- Exercise
Reproduce each line exactly. Skip none.

- Dataset records
— Start —
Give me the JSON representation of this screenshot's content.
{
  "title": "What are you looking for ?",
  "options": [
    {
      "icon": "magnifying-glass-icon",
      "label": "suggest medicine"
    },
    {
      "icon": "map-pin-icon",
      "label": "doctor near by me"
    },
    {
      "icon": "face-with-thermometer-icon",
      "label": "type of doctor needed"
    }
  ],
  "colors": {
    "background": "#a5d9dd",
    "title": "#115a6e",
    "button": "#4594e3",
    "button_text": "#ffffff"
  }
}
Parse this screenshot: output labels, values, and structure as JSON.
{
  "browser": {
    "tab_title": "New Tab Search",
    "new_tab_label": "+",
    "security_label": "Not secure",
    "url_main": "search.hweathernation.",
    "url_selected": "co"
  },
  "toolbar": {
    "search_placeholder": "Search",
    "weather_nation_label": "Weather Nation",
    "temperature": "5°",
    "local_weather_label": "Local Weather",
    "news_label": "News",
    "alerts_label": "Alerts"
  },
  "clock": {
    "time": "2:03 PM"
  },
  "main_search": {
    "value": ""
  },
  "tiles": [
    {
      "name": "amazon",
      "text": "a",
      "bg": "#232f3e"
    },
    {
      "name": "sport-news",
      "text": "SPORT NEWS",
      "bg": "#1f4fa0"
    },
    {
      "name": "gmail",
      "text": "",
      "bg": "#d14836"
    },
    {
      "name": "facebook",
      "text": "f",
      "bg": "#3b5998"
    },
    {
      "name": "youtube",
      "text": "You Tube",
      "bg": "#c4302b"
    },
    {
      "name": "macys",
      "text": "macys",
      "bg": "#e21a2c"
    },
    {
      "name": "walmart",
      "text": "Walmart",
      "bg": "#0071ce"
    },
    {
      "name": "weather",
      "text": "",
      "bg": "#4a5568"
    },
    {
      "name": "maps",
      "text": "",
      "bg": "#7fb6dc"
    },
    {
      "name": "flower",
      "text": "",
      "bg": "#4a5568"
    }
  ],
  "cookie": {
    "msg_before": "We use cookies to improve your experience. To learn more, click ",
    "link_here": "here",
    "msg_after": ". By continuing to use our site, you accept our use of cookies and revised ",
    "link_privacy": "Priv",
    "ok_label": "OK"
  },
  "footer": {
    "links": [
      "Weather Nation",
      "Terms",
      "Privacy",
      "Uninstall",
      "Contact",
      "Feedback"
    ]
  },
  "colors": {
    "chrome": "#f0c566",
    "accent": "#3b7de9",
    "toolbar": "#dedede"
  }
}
— End —
- Finished exercise
Give me the JSON representation of this screenshot's content.
{
  "title": "What are you looking for ?",
  "options": [
    {
      "icon": "magnifying-glass-icon",
      "label": "suggest medicine"
    },
    {
      "icon": "map-pin-icon",
      "label": "doctor near by me"
    },
    {
      "icon": "face-with-thermometer-icon",
      "label": "type of doctor needed"
    }
  ],
  "colors": {
    "background": "#a5d9dd",
    "title": "#115a6e",
    "button": "#4594e3",
    "button_text": "#ffffff"
  }
}
Parse this screenshot: output labels, values, and structure as JSON.
{
  "browser": {
    "tab_title": "New Tab Search",
    "new_tab_label": "+",
    "security_label": "Not secure",
    "url_main": "search.hweathernation.",
    "url_selected": "co"
  },
  "toolbar": {
    "search_placeholder": "Search",
    "weather_nation_label": "Weather Nation",
    "temperature": "5°",
    "local_weather_label": "Local Weather",
    "news_label": "News",
    "alerts_label": "Alerts"
  },
  "clock": {
    "time": "2:03 PM"
  },
  "main_search": {
    "value": ""
  },
  "tiles": [
    {
      "name": "amazon",
      "text": "a",
      "bg": "#232f3e"
    },
    {
      "name": "sport-news",
      "text": "SPORT NEWS",
      "bg": "#1f4fa0"
    },
    {
      "name": "gmail",
      "text": "",
      "bg": "#d14836"
    },
    {
      "name": "facebook",
      "text": "f",
      "bg": "#3b5998"
    },
    {
      "name": "youtube",
      "text": "You Tube",
      "bg": "#c4302b"
    },
    {
      "name": "macys",
      "text": "macys",
      "bg": "#e21a2c"
    },
    {
      "name": "walmart",
      "text": "Walmart",
      "bg": "#0071ce"
    },
    {
      "name": "weather",
      "text": "",
      "bg": "#4a5568"
    },
    {
      "name": "maps",
      "text": "",
      "bg": "#7fb6dc"
    },
    {
      "name": "flower",
      "text": "",
      "bg": "#4a5568"
    }
  ],
  "cookie": {
    "msg_before": "We use cookies to improve your experience. To learn more, click ",
    "link_here": "here",
    "msg_after": ". By continuing to use our site, you accept our use of cookies and revised ",
    "link_privacy": "Priv",
    "ok_label": "OK"
  },
  "footer": {
    "links": [
      "Weather Nation",
      "Terms",
      "Privacy",
      "Uninstall",
      "Contact",
      "Feedback"
    ]
  },
  "colors": {
    "chrome": "#f0c566",
    "accent": "#3b7de9",
    "toolbar": "#dedede"
  }
}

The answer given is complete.